[Stored records]
=====

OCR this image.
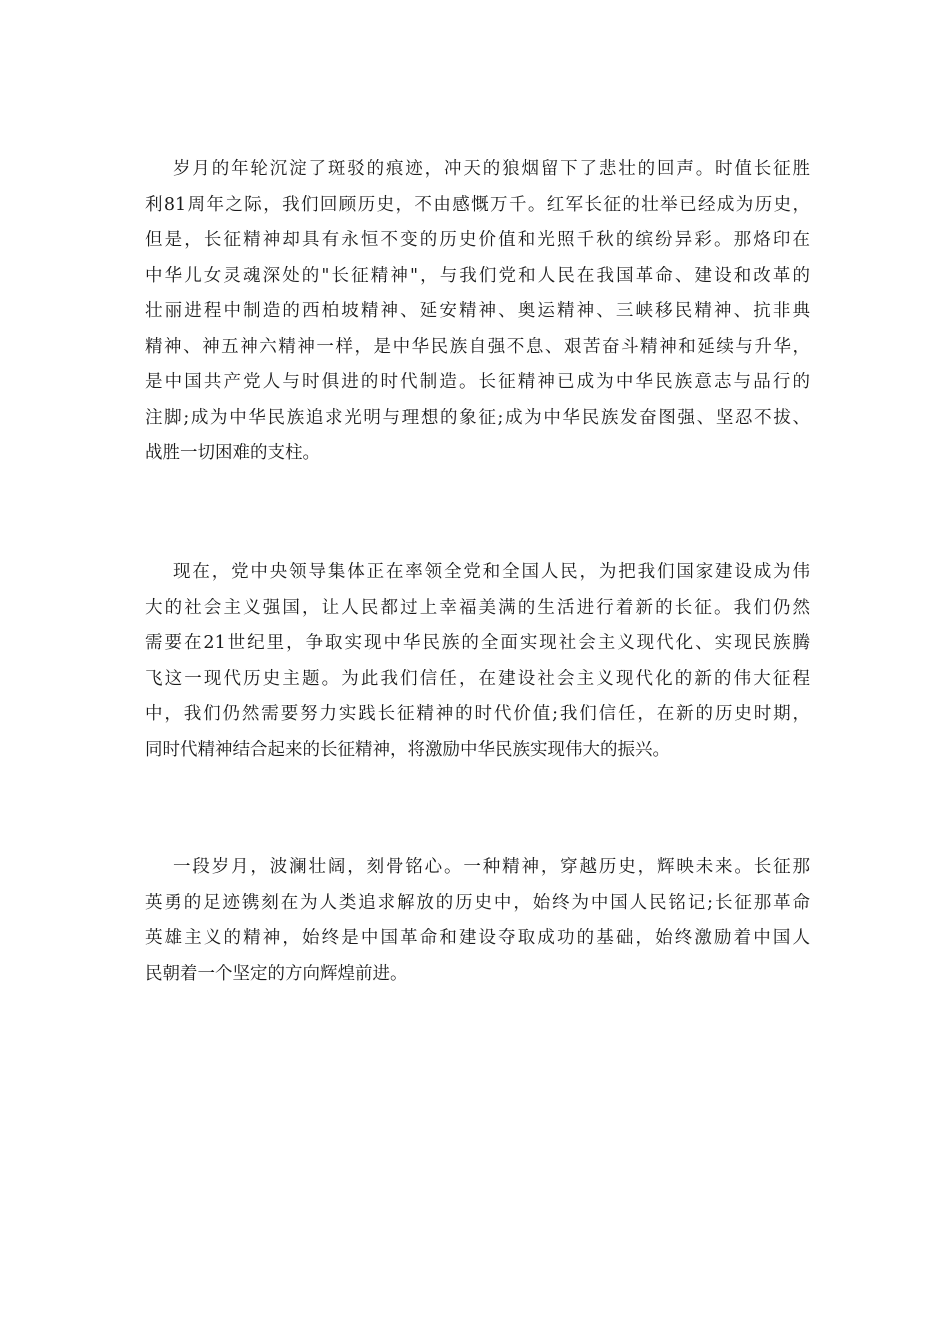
岁月的年轮沉淀了斑驳的痕迹，冲天的狼烟留下了悲壮的回声。时值长征胜
利81周年之际，我们回顾历史，不由感慨万千。红军长征的壮举已经成为历史，
但是，长征精神却具有永恒不变的历史价值和光照千秋的缤纷异彩。那烙印在
中华儿女灵魂深处的"长征精神"，与我们党和人民在我国革命、建设和改革的
壮丽进程中制造的西柏坡精神、延安精神、奥运精神、三峡移民精神、抗非典
精神、神五神六精神一样，是中华民族自强不息、艰苦奋斗精神和延续与升华，
是中国共产党人与时俱进的时代制造。长征精神已成为中华民族意志与品行的
注脚;成为中华民族追求光明与理想的象征;成为中华民族发奋图强、坚忍不拔、
战胜一切困难的支柱。
现在，党中央领导集体正在率领全党和全国人民，为把我们国家建设成为伟
大的社会主义强国，让人民都过上幸福美满的生活进行着新的长征。我们仍然
需要在21世纪里，争取实现中华民族的全面实现社会主义现代化、实现民族腾
飞这一现代历史主题。为此我们信任，在建设社会主义现代化的新的伟大征程
中，我们仍然需要努力实践长征精神的时代价值;我们信任，在新的历史时期，
同时代精神结合起来的长征精神，将激励中华民族实现伟大的振兴。
一段岁月，波澜壮阔，刻骨铭心。一种精神，穿越历史，辉映未来。长征那
英勇的足迹镌刻在为人类追求解放的历史中，始终为中国人民铭记;长征那革命
英雄主义的精神，始终是中国革命和建设夺取成功的基础，始终激励着中国人
民朝着一个坚定的方向辉煌前进。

=====

Work to do:
From the entries above, output every line exactly and omit any image.

The completed task:
OCR this image.
岁月的年轮沉淀了斑驳的痕迹，冲天的狼烟留下了悲壮的回声。时值长征胜
利81周年之际，我们回顾历史，不由感慨万千。红军长征的壮举已经成为历史，
但是，长征精神却具有永恒不变的历史价值和光照千秋的缤纷异彩。那烙印在
中华儿女灵魂深处的"长征精神"，与我们党和人民在我国革命、建设和改革的
壮丽进程中制造的西柏坡精神、延安精神、奥运精神、三峡移民精神、抗非典
精神、神五神六精神一样，是中华民族自强不息、艰苦奋斗精神和延续与升华，
是中国共产党人与时俱进的时代制造。长征精神已成为中华民族意志与品行的
注脚;成为中华民族追求光明与理想的象征;成为中华民族发奋图强、坚忍不拔、
战胜一切困难的支柱。
现在，党中央领导集体正在率领全党和全国人民，为把我们国家建设成为伟
大的社会主义强国，让人民都过上幸福美满的生活进行着新的长征。我们仍然
需要在21世纪里，争取实现中华民族的全面实现社会主义现代化、实现民族腾
飞这一现代历史主题。为此我们信任，在建设社会主义现代化的新的伟大征程
中，我们仍然需要努力实践长征精神的时代价值;我们信任，在新的历史时期，
同时代精神结合起来的长征精神，将激励中华民族实现伟大的振兴。
一段岁月，波澜壮阔，刻骨铭心。一种精神，穿越历史，辉映未来。长征那
英勇的足迹镌刻在为人类追求解放的历史中，始终为中国人民铭记;长征那革命
英雄主义的精神，始终是中国革命和建设夺取成功的基础，始终激励着中国人
民朝着一个坚定的方向辉煌前进。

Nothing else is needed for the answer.